[Material for this task start]

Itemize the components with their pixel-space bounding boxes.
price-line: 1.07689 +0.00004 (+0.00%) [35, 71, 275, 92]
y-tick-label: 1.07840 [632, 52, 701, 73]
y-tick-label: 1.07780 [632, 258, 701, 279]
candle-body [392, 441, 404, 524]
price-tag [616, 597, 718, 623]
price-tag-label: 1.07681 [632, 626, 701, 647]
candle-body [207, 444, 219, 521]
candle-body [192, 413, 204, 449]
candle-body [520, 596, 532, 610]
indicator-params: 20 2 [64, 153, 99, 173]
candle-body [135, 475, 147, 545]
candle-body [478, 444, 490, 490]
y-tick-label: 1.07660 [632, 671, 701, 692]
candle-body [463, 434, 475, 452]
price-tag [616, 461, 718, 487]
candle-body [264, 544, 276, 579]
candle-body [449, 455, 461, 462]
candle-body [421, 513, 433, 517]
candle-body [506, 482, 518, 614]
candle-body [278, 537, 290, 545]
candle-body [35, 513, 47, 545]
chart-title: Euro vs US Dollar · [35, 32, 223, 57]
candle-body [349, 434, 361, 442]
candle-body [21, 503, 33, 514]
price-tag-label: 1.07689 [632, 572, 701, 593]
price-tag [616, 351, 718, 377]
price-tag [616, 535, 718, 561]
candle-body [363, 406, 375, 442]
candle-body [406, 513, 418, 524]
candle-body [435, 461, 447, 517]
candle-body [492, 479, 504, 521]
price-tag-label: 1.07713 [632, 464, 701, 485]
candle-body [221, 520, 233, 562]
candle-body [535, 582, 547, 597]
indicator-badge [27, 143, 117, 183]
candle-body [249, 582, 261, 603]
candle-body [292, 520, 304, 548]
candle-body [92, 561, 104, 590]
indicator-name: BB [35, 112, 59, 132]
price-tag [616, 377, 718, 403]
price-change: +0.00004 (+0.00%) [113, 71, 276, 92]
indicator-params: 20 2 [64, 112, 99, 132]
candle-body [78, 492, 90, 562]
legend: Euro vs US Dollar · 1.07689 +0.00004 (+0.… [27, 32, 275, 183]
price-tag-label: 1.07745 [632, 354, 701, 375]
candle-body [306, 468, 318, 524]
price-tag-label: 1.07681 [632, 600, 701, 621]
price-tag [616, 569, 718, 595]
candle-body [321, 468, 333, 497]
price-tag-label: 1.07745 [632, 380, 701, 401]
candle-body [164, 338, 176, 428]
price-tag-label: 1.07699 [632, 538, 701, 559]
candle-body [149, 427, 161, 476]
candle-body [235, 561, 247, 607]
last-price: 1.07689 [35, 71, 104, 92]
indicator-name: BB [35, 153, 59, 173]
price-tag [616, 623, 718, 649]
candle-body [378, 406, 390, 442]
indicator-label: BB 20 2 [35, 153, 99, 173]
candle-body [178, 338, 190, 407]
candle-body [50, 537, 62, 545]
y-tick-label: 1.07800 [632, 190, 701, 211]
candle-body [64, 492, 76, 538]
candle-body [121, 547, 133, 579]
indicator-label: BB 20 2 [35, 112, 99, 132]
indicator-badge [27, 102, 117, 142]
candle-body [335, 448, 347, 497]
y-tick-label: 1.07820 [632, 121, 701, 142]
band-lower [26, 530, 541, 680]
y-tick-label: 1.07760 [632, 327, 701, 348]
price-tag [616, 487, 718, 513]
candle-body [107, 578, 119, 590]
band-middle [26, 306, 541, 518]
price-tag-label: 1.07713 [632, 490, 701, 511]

[Material for this task end]

The exercise: Arrange the records from their first line through the line containing "price-tag-label: 1.07681 [632, 626, 701, 647]" as a Markdown table with the columns Row and Line. Number each row and leave out any blank lines.

In response:
| Row | Line |
|---|---|
| 1 | Itemize the components with their pixel-space bounding boxes. |
| 2 | price-line: 1.07689 +0.00004 (+0.00%) [35, 71, 275, 92] |
| 3 | y-tick-label: 1.07840 [632, 52, 701, 73] |
| 4 | y-tick-label: 1.07780 [632, 258, 701, 279] |
| 5 | candle-body [392, 441, 404, 524] |
| 6 | price-tag [616, 597, 718, 623] |
| 7 | price-tag-label: 1.07681 [632, 626, 701, 647] |